● **Goal**: Find each line with the string "מגדלי" and copy it.

--- start of The records ---

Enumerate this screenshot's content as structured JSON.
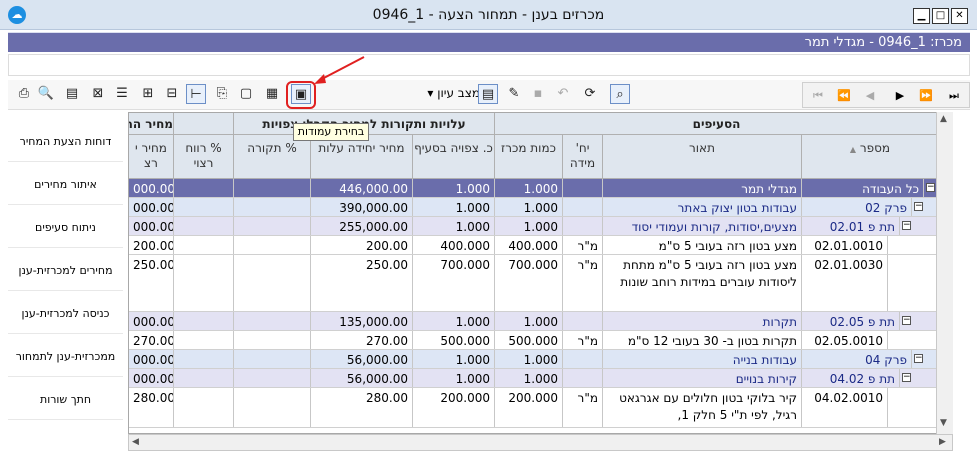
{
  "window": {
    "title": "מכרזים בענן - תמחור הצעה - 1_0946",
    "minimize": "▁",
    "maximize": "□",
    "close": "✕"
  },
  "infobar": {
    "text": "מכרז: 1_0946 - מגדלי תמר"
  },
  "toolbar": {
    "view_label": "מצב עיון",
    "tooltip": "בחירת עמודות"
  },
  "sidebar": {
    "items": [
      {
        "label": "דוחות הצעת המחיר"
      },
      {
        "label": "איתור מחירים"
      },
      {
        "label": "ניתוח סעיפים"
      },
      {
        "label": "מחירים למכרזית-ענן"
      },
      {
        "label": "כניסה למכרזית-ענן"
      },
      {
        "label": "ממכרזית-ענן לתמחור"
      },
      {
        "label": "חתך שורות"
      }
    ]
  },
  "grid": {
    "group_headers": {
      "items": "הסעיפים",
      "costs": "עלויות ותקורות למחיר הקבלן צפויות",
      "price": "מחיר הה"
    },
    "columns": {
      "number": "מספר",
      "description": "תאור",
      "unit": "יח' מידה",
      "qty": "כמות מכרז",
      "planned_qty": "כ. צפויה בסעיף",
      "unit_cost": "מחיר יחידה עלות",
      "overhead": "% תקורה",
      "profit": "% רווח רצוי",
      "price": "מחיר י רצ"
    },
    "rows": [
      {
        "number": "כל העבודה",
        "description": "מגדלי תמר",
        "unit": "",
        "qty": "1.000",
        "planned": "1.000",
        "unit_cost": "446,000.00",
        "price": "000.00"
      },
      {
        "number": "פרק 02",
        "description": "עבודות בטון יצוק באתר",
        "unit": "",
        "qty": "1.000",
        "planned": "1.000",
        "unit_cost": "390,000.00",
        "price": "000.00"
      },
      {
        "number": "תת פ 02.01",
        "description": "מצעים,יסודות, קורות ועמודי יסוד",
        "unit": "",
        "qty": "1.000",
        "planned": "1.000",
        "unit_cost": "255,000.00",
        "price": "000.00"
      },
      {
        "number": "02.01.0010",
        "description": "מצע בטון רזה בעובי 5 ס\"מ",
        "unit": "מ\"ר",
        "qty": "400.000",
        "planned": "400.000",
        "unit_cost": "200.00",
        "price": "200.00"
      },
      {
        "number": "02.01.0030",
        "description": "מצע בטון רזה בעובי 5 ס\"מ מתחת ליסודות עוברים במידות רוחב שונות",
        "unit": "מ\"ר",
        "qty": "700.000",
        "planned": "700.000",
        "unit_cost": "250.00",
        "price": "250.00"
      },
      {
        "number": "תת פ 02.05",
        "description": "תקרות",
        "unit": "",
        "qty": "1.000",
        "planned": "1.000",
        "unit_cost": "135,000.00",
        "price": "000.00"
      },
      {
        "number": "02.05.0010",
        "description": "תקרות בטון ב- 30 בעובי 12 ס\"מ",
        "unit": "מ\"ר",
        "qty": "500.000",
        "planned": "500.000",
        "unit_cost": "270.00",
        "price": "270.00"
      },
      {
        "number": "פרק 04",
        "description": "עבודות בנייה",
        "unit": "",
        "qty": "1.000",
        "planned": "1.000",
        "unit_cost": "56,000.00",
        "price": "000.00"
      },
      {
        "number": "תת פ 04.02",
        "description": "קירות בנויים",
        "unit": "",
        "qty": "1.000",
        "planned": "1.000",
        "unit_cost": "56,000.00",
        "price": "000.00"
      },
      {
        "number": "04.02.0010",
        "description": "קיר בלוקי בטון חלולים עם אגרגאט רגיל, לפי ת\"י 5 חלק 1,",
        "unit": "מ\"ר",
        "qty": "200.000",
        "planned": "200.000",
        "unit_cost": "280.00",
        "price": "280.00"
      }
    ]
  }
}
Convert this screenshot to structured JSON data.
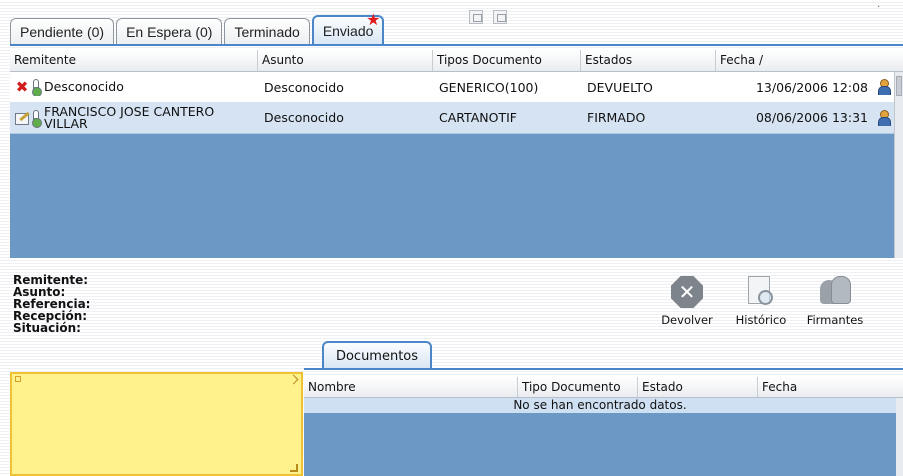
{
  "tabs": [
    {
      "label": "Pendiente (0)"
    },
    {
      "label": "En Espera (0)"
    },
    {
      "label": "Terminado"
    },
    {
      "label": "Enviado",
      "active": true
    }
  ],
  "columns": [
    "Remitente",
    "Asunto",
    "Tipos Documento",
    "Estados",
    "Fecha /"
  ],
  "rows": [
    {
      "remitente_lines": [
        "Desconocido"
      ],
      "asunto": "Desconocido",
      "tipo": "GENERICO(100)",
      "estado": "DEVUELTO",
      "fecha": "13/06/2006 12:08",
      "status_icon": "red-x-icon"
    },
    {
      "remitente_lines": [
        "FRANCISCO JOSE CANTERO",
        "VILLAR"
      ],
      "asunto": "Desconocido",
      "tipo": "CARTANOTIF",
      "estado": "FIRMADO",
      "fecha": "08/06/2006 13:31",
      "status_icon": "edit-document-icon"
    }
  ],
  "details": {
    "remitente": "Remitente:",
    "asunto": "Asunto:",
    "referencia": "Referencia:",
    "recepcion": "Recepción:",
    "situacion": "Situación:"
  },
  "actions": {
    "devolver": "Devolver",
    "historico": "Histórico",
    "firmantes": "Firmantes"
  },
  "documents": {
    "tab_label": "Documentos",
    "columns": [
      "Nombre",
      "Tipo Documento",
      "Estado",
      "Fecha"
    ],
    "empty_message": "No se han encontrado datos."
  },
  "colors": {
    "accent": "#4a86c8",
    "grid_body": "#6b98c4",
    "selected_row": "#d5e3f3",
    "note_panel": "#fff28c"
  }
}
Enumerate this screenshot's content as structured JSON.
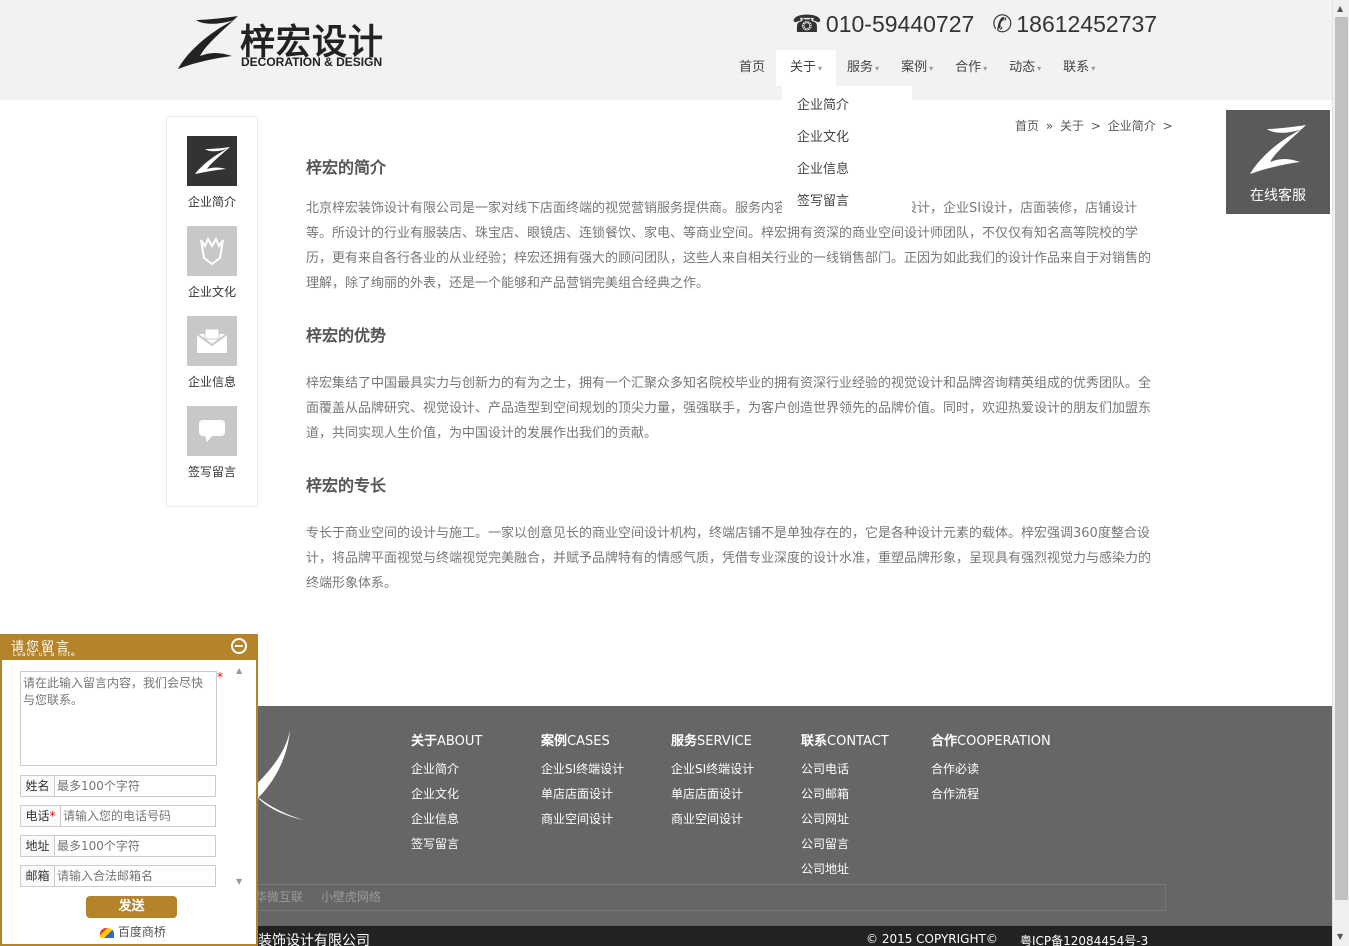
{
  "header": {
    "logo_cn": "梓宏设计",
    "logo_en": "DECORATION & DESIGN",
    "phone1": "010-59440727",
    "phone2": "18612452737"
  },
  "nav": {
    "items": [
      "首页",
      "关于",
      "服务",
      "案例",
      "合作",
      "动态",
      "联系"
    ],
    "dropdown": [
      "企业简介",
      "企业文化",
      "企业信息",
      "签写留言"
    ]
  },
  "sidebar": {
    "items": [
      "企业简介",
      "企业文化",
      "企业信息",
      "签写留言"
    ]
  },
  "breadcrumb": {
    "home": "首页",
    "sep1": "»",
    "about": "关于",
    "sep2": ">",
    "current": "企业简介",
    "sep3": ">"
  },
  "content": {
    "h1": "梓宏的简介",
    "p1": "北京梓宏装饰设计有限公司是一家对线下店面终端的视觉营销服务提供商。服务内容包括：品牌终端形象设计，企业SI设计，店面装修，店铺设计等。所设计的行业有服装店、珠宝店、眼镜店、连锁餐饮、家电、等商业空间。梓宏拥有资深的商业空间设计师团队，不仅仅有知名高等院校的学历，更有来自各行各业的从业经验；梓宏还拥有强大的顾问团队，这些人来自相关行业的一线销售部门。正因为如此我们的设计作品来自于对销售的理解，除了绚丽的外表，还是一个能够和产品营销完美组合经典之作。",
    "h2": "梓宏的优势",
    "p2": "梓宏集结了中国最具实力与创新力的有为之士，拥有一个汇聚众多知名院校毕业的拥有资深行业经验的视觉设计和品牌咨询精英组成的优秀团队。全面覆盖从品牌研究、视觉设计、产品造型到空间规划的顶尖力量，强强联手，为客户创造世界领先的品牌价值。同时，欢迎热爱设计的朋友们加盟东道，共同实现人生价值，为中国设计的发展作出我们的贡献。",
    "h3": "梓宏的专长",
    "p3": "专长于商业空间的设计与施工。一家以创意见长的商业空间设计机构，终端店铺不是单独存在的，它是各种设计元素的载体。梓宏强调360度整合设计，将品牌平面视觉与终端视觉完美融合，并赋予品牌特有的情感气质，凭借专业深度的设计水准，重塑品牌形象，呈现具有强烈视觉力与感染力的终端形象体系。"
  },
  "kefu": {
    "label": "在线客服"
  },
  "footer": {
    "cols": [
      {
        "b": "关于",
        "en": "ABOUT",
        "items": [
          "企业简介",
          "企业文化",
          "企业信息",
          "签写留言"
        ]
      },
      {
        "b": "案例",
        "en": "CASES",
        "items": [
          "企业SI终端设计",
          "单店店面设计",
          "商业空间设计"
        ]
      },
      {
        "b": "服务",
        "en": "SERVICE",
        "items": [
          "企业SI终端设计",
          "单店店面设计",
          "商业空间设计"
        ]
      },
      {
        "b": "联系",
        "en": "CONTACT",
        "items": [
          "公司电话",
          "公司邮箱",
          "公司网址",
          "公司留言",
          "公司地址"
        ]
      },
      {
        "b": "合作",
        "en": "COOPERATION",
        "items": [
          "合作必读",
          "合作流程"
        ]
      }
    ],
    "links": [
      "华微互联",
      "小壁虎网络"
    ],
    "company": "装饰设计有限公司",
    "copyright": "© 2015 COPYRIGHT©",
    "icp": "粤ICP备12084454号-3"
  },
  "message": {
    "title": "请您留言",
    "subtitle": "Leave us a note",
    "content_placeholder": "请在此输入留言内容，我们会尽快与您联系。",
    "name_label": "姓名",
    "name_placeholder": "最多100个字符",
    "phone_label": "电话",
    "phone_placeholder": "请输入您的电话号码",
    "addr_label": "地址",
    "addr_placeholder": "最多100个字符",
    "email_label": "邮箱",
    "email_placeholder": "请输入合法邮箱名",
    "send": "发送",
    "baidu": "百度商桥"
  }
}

--- end of The records ---

● **Written solution**:
    "text": "מכרז: 1_0946 - מגדלי תמר"
        "description": "מגדלי תמר",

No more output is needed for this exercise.